### Aim
In the listing below, pick out lines with "name".

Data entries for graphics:
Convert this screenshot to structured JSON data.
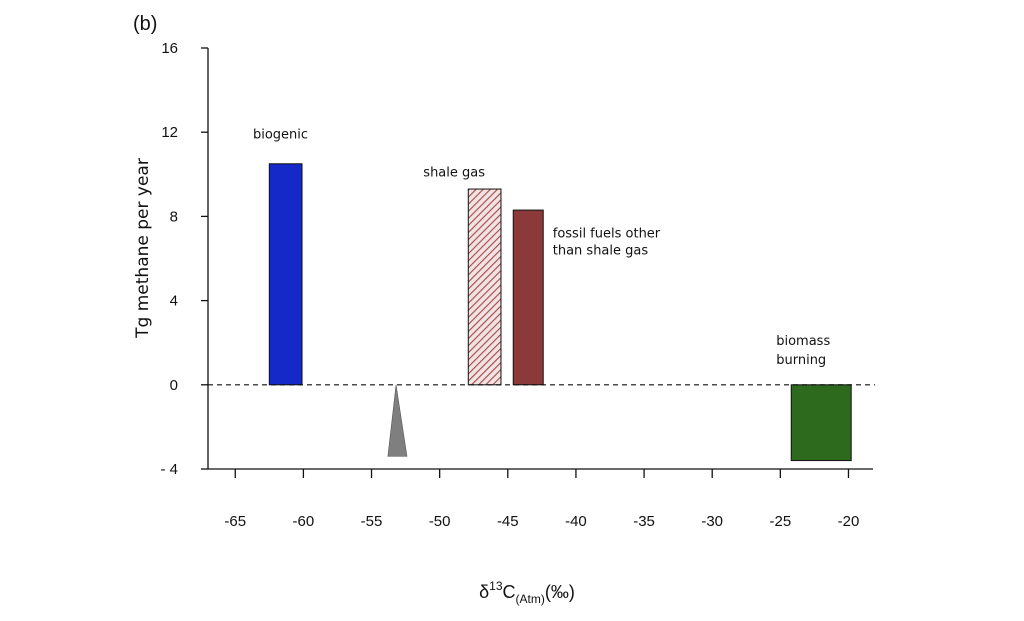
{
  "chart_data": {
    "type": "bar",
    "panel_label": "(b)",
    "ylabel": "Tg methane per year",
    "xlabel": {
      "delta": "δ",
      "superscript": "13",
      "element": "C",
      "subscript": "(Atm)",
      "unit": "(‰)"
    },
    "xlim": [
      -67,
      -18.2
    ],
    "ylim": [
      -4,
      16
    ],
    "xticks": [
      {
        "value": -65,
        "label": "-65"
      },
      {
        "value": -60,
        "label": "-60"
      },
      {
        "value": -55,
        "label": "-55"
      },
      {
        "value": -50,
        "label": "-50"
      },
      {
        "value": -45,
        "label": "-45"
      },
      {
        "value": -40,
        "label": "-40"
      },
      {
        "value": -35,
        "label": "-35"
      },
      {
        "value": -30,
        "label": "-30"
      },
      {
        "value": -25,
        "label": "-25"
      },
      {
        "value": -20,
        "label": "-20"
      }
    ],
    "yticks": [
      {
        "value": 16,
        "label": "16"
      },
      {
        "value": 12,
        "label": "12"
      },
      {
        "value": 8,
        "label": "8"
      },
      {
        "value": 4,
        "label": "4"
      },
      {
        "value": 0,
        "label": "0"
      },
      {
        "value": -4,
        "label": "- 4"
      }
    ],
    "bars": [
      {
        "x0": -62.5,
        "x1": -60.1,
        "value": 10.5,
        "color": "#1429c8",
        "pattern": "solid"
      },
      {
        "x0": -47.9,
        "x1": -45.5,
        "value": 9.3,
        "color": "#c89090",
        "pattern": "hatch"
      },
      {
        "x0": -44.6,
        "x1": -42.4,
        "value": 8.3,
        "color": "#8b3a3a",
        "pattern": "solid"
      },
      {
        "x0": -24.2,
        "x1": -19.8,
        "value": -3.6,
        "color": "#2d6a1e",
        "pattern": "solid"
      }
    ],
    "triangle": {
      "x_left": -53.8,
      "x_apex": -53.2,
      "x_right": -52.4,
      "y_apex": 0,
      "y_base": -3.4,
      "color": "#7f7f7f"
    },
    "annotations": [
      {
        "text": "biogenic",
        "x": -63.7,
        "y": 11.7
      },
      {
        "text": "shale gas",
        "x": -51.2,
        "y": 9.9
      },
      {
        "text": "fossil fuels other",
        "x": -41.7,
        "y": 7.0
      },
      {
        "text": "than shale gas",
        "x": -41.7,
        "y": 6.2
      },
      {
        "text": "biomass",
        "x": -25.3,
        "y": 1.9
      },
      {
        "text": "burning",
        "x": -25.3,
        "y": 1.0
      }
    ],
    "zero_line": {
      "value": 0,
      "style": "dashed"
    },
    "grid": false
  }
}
--
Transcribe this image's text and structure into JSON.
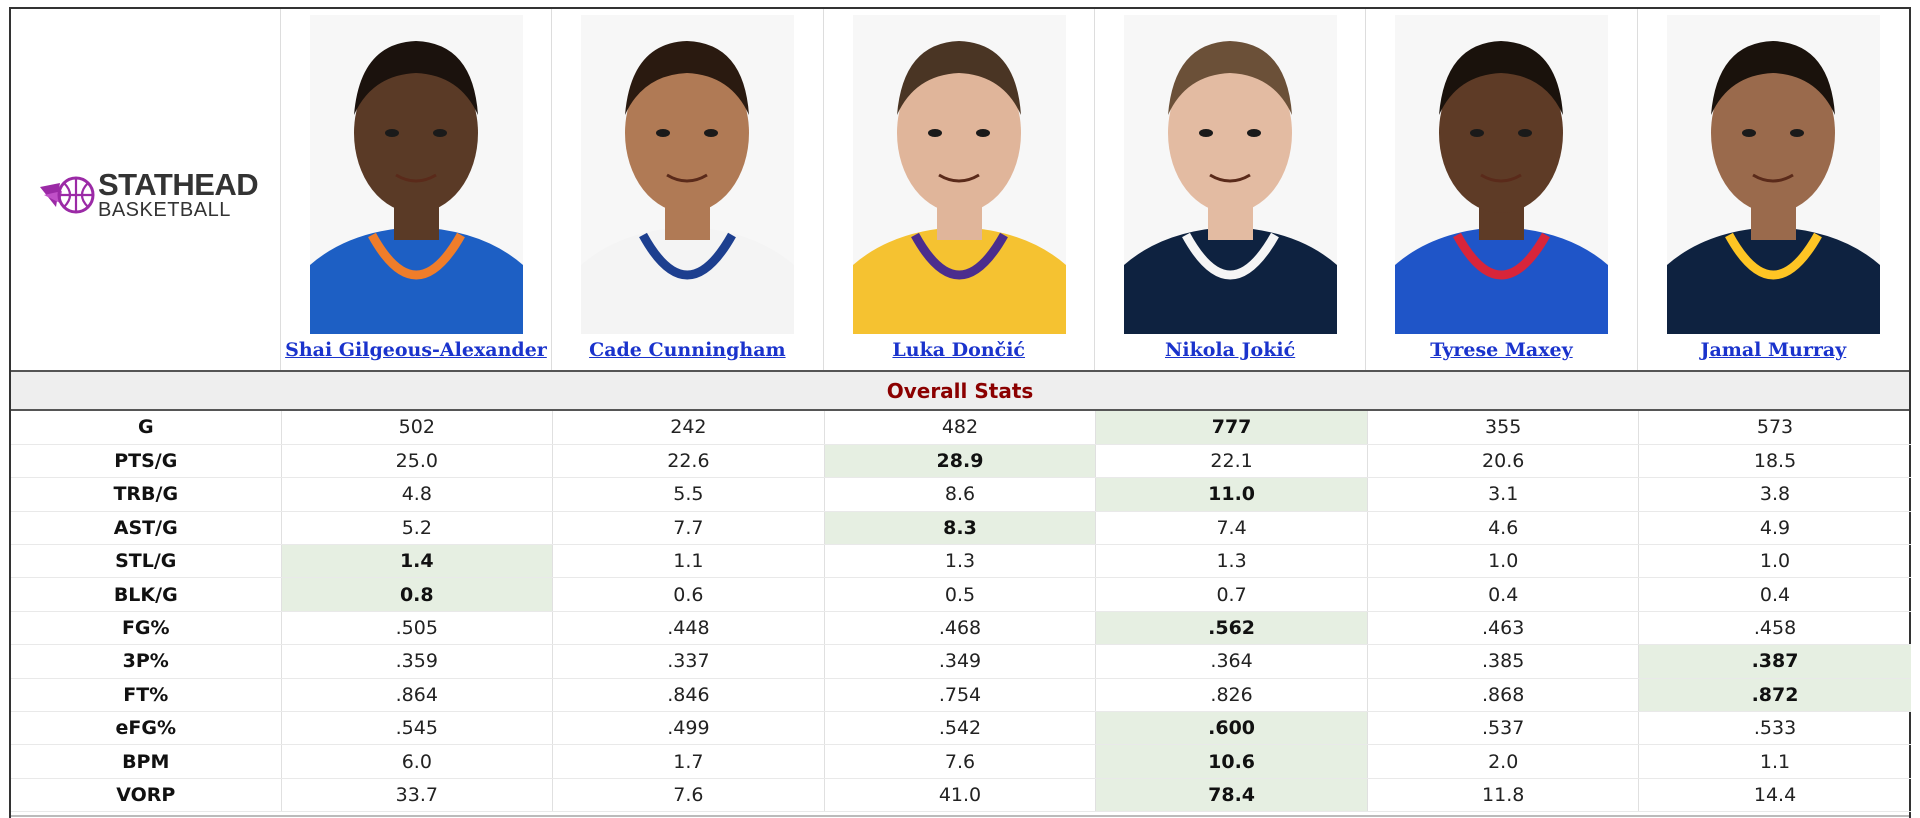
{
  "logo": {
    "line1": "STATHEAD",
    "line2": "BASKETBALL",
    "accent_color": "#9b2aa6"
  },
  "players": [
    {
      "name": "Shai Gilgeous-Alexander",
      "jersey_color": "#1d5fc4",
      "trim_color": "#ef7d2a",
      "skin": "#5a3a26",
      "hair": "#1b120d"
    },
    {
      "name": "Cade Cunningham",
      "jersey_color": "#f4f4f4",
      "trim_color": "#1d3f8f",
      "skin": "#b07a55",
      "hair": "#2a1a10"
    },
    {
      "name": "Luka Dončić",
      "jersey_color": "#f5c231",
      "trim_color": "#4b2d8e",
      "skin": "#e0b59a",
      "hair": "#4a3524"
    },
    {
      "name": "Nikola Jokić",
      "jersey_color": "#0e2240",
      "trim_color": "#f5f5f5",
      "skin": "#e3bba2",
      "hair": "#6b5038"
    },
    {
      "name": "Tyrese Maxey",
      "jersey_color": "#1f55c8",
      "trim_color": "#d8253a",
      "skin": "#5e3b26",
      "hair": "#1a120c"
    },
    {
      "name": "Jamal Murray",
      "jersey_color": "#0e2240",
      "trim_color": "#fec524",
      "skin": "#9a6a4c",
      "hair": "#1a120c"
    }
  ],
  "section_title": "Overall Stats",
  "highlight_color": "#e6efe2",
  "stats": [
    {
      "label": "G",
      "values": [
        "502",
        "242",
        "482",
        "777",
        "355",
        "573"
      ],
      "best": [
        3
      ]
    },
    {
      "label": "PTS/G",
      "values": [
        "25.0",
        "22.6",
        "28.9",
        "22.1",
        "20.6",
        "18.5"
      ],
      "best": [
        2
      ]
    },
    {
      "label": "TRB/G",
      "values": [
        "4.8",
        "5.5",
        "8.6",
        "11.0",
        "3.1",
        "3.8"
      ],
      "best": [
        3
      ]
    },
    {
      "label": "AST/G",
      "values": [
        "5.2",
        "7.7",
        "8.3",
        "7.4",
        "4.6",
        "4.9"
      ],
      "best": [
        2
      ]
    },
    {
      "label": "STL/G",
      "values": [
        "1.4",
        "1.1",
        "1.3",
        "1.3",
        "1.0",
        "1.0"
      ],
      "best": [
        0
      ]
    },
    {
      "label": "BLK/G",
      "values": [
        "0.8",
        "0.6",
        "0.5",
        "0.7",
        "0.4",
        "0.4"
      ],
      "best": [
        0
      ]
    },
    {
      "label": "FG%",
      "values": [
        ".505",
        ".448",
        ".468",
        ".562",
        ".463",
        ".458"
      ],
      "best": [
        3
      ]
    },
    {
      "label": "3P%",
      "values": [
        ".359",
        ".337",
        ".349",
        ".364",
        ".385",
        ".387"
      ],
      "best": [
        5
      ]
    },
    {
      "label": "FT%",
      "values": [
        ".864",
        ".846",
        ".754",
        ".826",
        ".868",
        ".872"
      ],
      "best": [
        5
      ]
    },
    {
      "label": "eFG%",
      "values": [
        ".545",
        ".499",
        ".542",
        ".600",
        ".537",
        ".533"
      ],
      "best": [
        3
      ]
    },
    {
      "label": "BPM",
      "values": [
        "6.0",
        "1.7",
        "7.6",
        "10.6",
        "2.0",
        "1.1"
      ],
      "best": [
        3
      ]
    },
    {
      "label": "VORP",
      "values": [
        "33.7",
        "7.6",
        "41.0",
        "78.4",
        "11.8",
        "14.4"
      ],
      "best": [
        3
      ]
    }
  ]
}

### Full solution
      "name": "Shai Gilgeous-Alexander",
      "name": "Cade Cunningham",
      "name": "Luka Dončić",
      "name": "Nikola Jokić",
      "name": "Tyrese Maxey",
      "name": "Jamal Murray",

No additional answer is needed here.